_DIRECTIONS:_ Using the entries below, quote exactly the span of lines that begins with the line containing "Serialize everything readable" and ends with the final line.

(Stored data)
┌──

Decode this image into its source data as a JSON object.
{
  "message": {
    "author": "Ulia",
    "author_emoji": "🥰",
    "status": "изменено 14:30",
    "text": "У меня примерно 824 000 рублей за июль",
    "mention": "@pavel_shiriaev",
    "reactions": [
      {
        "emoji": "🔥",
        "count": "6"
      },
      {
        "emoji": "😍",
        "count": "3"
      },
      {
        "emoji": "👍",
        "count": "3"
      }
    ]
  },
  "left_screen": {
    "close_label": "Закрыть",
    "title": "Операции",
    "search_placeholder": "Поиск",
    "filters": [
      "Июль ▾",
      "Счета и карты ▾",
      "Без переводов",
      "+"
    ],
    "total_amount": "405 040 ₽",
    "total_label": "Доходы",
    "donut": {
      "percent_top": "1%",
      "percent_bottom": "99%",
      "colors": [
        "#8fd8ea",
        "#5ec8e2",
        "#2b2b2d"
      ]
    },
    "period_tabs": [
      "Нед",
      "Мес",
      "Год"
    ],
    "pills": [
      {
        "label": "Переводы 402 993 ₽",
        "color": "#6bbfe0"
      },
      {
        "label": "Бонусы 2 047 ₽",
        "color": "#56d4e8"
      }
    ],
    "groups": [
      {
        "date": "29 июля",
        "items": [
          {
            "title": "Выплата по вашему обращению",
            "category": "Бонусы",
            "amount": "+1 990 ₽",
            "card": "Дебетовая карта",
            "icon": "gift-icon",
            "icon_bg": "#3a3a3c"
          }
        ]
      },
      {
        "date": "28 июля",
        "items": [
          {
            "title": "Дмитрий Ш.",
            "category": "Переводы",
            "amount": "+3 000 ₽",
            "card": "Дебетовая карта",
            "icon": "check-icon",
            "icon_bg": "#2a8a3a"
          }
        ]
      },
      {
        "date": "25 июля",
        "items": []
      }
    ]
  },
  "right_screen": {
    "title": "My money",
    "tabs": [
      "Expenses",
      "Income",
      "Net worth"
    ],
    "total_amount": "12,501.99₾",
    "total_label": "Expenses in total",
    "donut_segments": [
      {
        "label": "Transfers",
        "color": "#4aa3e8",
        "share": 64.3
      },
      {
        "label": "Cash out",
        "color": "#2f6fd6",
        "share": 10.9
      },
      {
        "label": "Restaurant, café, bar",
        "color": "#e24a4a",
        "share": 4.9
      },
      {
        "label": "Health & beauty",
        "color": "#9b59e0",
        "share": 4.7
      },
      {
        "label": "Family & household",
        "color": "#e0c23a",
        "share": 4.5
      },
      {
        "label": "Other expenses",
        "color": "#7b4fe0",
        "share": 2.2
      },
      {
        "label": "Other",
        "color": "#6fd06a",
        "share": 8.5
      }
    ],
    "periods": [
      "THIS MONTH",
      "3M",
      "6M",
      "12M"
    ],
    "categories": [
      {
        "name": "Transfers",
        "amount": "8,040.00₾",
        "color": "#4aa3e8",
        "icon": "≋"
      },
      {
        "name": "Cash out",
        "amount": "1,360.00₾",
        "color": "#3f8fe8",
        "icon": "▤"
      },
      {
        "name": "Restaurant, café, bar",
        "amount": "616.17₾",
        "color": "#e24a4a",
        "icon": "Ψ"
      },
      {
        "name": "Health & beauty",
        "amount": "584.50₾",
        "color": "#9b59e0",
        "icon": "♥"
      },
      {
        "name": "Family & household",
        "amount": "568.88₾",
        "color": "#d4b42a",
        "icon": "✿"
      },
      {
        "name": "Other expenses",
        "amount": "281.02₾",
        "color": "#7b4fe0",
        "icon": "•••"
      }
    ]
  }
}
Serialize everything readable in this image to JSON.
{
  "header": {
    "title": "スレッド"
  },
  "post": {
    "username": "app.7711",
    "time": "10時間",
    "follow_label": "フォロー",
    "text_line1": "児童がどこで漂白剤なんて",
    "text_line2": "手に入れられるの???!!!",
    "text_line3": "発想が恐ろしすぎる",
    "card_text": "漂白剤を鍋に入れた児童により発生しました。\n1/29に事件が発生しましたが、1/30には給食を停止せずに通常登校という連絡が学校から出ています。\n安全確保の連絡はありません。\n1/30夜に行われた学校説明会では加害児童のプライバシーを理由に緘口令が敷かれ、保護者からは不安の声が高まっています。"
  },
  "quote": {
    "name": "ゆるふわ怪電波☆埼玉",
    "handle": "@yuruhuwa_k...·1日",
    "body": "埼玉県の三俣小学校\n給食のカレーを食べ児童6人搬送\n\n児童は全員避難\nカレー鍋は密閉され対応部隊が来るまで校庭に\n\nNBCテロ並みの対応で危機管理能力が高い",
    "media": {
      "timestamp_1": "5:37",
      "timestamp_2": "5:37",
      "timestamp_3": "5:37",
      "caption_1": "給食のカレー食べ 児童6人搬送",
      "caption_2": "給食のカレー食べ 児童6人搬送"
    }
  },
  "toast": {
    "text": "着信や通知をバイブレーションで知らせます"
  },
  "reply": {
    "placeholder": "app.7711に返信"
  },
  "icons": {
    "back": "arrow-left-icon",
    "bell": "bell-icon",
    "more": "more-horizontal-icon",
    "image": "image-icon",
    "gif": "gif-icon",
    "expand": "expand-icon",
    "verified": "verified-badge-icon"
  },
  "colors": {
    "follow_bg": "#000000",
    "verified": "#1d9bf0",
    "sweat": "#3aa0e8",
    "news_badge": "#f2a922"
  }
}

└──

_ANSWER TO THE PROBLEM:_
Serialize everything readable in this image to JSON.
{
  "header": {
    "title": "スレッド"
  },
  "post": {
    "username": "app.7711",
    "time": "10時間",
    "follow_label": "フォロー",
    "text_line1": "児童がどこで漂白剤なんて",
    "text_line2": "手に入れられるの???!!!",
    "text_line3": "発想が恐ろしすぎる",
    "card_text": "漂白剤を鍋に入れた児童により発生しました。\n1/29に事件が発生しましたが、1/30には給食を停止せずに通常登校という連絡が学校から出ています。\n安全確保の連絡はありません。\n1/30夜に行われた学校説明会では加害児童のプライバシーを理由に緘口令が敷かれ、保護者からは不安の声が高まっています。"
  },
  "quote": {
    "name": "ゆるふわ怪電波☆埼玉",
    "handle": "@yuruhuwa_k...·1日",
    "body": "埼玉県の三俣小学校\n給食のカレーを食べ児童6人搬送\n\n児童は全員避難\nカレー鍋は密閉され対応部隊が来るまで校庭に\n\nNBCテロ並みの対応で危機管理能力が高い",
    "media": {
      "timestamp_1": "5:37",
      "timestamp_2": "5:37",
      "timestamp_3": "5:37",
      "caption_1": "給食のカレー食べ 児童6人搬送",
      "caption_2": "給食のカレー食べ 児童6人搬送"
    }
  },
  "toast": {
    "text": "着信や通知をバイブレーションで知らせます"
  },
  "reply": {
    "placeholder": "app.7711に返信"
  },
  "icons": {
    "back": "arrow-left-icon",
    "bell": "bell-icon",
    "more": "more-horizontal-icon",
    "image": "image-icon",
    "gif": "gif-icon",
    "expand": "expand-icon",
    "verified": "verified-badge-icon"
  },
  "colors": {
    "follow_bg": "#000000",
    "verified": "#1d9bf0",
    "sweat": "#3aa0e8",
    "news_badge": "#f2a922"
  }
}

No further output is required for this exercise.